## Directions for this task
Copy out the records below, replacing each "swh-value" with "wave-height" and keeping everything else the same.

## Recorded information
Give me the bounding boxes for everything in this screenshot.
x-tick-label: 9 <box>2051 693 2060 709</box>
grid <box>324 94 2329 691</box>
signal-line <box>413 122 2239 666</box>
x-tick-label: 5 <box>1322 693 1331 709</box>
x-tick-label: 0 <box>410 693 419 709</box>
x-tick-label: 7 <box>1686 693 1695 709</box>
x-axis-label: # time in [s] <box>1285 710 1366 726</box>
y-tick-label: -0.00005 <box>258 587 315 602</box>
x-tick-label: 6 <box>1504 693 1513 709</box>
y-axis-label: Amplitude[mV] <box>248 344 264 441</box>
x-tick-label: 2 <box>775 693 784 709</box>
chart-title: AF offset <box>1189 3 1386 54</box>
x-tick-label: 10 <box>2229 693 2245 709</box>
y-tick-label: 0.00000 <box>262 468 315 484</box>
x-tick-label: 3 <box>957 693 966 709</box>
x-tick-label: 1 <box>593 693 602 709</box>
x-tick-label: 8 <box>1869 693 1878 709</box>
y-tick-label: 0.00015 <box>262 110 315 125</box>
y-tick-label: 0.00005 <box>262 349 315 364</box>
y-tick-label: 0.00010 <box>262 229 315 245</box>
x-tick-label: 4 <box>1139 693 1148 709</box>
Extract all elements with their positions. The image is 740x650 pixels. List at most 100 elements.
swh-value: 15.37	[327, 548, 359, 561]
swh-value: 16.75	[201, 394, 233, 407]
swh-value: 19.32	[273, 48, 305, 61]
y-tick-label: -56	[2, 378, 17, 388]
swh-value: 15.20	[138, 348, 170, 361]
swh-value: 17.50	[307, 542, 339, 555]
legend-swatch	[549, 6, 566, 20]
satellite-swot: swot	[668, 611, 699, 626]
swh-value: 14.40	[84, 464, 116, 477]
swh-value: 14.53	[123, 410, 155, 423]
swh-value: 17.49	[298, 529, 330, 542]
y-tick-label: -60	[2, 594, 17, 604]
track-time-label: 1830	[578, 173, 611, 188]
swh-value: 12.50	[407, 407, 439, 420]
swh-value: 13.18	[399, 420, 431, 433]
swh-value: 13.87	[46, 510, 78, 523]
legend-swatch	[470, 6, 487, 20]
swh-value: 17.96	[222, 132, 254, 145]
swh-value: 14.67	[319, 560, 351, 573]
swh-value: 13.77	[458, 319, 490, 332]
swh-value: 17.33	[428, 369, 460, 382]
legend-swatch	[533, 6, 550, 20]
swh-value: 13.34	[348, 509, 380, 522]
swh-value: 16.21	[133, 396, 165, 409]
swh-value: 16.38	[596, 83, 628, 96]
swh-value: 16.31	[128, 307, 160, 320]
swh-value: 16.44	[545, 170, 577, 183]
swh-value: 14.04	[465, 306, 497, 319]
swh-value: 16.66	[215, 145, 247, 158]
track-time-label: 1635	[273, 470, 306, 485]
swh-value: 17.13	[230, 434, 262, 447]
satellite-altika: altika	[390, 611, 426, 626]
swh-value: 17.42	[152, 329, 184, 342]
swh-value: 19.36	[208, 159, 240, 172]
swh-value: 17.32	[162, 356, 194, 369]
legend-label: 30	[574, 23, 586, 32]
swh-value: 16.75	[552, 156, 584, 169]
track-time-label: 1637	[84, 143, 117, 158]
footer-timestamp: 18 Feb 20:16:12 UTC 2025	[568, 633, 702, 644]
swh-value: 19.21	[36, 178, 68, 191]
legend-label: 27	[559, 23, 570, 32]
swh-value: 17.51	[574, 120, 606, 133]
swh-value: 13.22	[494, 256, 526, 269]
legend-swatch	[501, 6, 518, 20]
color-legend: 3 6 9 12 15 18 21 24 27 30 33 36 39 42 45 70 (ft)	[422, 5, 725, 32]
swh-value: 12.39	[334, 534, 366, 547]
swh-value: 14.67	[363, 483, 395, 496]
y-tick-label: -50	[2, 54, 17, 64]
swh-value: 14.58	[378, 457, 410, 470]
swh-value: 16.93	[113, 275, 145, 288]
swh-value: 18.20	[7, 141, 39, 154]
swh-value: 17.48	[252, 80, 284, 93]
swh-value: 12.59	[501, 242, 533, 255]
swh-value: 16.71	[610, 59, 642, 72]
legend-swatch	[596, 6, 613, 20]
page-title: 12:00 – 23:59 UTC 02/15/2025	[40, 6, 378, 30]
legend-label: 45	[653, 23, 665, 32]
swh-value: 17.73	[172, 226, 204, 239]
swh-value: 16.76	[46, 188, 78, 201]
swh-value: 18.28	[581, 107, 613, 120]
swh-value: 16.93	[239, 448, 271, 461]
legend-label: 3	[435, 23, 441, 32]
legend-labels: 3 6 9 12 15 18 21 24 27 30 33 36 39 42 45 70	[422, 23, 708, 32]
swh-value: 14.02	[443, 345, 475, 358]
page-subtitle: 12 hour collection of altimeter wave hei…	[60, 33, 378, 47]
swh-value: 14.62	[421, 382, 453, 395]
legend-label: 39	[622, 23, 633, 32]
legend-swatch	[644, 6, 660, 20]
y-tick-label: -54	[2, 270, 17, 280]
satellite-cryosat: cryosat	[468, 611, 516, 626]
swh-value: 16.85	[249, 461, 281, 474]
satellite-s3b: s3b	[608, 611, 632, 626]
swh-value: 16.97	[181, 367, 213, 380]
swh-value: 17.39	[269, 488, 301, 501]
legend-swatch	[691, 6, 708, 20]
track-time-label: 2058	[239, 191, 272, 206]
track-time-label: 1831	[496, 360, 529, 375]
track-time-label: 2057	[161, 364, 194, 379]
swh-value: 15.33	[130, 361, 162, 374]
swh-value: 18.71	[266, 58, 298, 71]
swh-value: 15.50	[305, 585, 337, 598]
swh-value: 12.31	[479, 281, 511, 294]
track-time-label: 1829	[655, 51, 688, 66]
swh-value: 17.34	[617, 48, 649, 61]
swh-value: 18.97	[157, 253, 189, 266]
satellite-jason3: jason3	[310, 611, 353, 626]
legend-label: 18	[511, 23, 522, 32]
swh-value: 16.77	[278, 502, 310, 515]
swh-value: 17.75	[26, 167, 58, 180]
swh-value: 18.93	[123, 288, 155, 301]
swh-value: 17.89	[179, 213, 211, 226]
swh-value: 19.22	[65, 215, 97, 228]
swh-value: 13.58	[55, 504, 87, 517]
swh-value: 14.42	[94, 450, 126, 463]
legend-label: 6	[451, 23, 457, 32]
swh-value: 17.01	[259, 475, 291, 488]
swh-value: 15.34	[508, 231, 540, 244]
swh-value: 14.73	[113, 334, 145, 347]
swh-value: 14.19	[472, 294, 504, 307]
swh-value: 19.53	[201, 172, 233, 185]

## Exercise answer
Give me the bounding boxes for everything in this screenshot.
x-tick-label: 9 <box>2051 693 2060 709</box>
grid <box>324 94 2329 691</box>
signal-line <box>413 122 2239 666</box>
x-tick-label: 5 <box>1322 693 1331 709</box>
x-tick-label: 0 <box>410 693 419 709</box>
x-tick-label: 7 <box>1686 693 1695 709</box>
x-axis-label: # time in [s] <box>1285 710 1366 726</box>
y-tick-label: -0.00005 <box>258 587 315 602</box>
x-tick-label: 6 <box>1504 693 1513 709</box>
y-axis-label: Amplitude[mV] <box>248 344 264 441</box>
x-tick-label: 2 <box>775 693 784 709</box>
chart-title: AF offset <box>1189 3 1386 54</box>
x-tick-label: 10 <box>2229 693 2245 709</box>
y-tick-label: 0.00000 <box>262 468 315 484</box>
x-tick-label: 3 <box>957 693 966 709</box>
x-tick-label: 1 <box>593 693 602 709</box>
x-tick-label: 8 <box>1869 693 1878 709</box>
y-tick-label: 0.00015 <box>262 110 315 125</box>
y-tick-label: 0.00005 <box>262 349 315 364</box>
y-tick-label: 0.00010 <box>262 229 315 245</box>
x-tick-label: 4 <box>1139 693 1148 709</box>
Extract all elements with their positions. The image is 740x650 pixels. List at most 100 elements.
wave-height: 15.37	[327, 548, 359, 561]
wave-height: 16.75	[201, 394, 233, 407]
wave-height: 19.32	[273, 48, 305, 61]
y-tick-label: -56	[2, 378, 17, 388]
wave-height: 15.20	[138, 348, 170, 361]
wave-height: 17.50	[307, 542, 339, 555]
legend-swatch	[549, 6, 566, 20]
satellite-swot: swot	[668, 611, 699, 626]
wave-height: 14.40	[84, 464, 116, 477]
wave-height: 14.53	[123, 410, 155, 423]
wave-height: 17.49	[298, 529, 330, 542]
y-tick-label: -60	[2, 594, 17, 604]
track-time-label: 1830	[578, 173, 611, 188]
wave-height: 12.50	[407, 407, 439, 420]
wave-height: 13.18	[399, 420, 431, 433]
wave-height: 13.87	[46, 510, 78, 523]
legend-swatch	[470, 6, 487, 20]
wave-height: 17.96	[222, 132, 254, 145]
wave-height: 14.67	[319, 560, 351, 573]
wave-height: 13.77	[458, 319, 490, 332]
wave-height: 17.33	[428, 369, 460, 382]
legend-swatch	[533, 6, 550, 20]
wave-height: 13.34	[348, 509, 380, 522]
wave-height: 16.21	[133, 396, 165, 409]
wave-height: 16.38	[596, 83, 628, 96]
wave-height: 16.31	[128, 307, 160, 320]
wave-height: 16.44	[545, 170, 577, 183]
wave-height: 14.04	[465, 306, 497, 319]
wave-height: 16.66	[215, 145, 247, 158]
track-time-label: 1635	[273, 470, 306, 485]
wave-height: 17.13	[230, 434, 262, 447]
satellite-altika: altika	[390, 611, 426, 626]
wave-height: 17.42	[152, 329, 184, 342]
wave-height: 19.36	[208, 159, 240, 172]
wave-height: 17.32	[162, 356, 194, 369]
legend-label: 30	[574, 23, 586, 32]
wave-height: 16.75	[552, 156, 584, 169]
track-time-label: 1637	[84, 143, 117, 158]
footer-timestamp: 18 Feb 20:16:12 UTC 2025	[568, 633, 702, 644]
wave-height: 19.21	[36, 178, 68, 191]
legend-label: 27	[559, 23, 570, 32]
wave-height: 17.51	[574, 120, 606, 133]
wave-height: 13.22	[494, 256, 526, 269]
legend-swatch	[501, 6, 518, 20]
color-legend: 3 6 9 12 15 18 21 24 27 30 33 36 39 42 45 70 (ft)	[422, 5, 725, 32]
wave-height: 12.39	[334, 534, 366, 547]
wave-height: 14.67	[363, 483, 395, 496]
y-tick-label: -50	[2, 54, 17, 64]
wave-height: 14.58	[378, 457, 410, 470]
wave-height: 16.93	[113, 275, 145, 288]
wave-height: 18.20	[7, 141, 39, 154]
wave-height: 17.48	[252, 80, 284, 93]
wave-height: 12.59	[501, 242, 533, 255]
wave-height: 16.71	[610, 59, 642, 72]
legend-swatch	[596, 6, 613, 20]
page-title: 12:00 – 23:59 UTC 02/15/2025	[40, 6, 378, 30]
legend-label: 45	[653, 23, 665, 32]
wave-height: 17.73	[172, 226, 204, 239]
wave-height: 16.76	[46, 188, 78, 201]
wave-height: 18.28	[581, 107, 613, 120]
wave-height: 16.93	[239, 448, 271, 461]
legend-label: 3	[435, 23, 441, 32]
legend-labels: 3 6 9 12 15 18 21 24 27 30 33 36 39 42 45 70	[422, 23, 708, 32]
wave-height: 14.02	[443, 345, 475, 358]
page-subtitle: 12 hour collection of altimeter wave hei…	[60, 33, 378, 47]
wave-height: 14.62	[421, 382, 453, 395]
legend-label: 39	[622, 23, 633, 32]
legend-swatch	[644, 6, 660, 20]
y-tick-label: -54	[2, 270, 17, 280]
satellite-cryosat: cryosat	[468, 611, 516, 626]
wave-height: 16.85	[249, 461, 281, 474]
satellite-s3b: s3b	[608, 611, 632, 626]
wave-height: 16.97	[181, 367, 213, 380]
wave-height: 17.39	[269, 488, 301, 501]
legend-swatch	[691, 6, 708, 20]
track-time-label: 2058	[239, 191, 272, 206]
track-time-label: 1831	[496, 360, 529, 375]
track-time-label: 2057	[161, 364, 194, 379]
wave-height: 15.33	[130, 361, 162, 374]
wave-height: 18.71	[266, 58, 298, 71]
wave-height: 15.50	[305, 585, 337, 598]
wave-height: 12.31	[479, 281, 511, 294]
track-time-label: 1829	[655, 51, 688, 66]
wave-height: 17.34	[617, 48, 649, 61]
wave-height: 18.97	[157, 253, 189, 266]
satellite-jason3: jason3	[310, 611, 353, 626]
legend-label: 18	[511, 23, 522, 32]
wave-height: 16.77	[278, 502, 310, 515]
wave-height: 17.75	[26, 167, 58, 180]
wave-height: 18.93	[123, 288, 155, 301]
wave-height: 17.89	[179, 213, 211, 226]
wave-height: 19.22	[65, 215, 97, 228]
wave-height: 13.58	[55, 504, 87, 517]
wave-height: 14.42	[94, 450, 126, 463]
legend-label: 6	[451, 23, 457, 32]
wave-height: 17.01	[259, 475, 291, 488]
wave-height: 15.34	[508, 231, 540, 244]
wave-height: 14.73	[113, 334, 145, 347]
wave-height: 14.19	[472, 294, 504, 307]
wave-height: 19.53	[201, 172, 233, 185]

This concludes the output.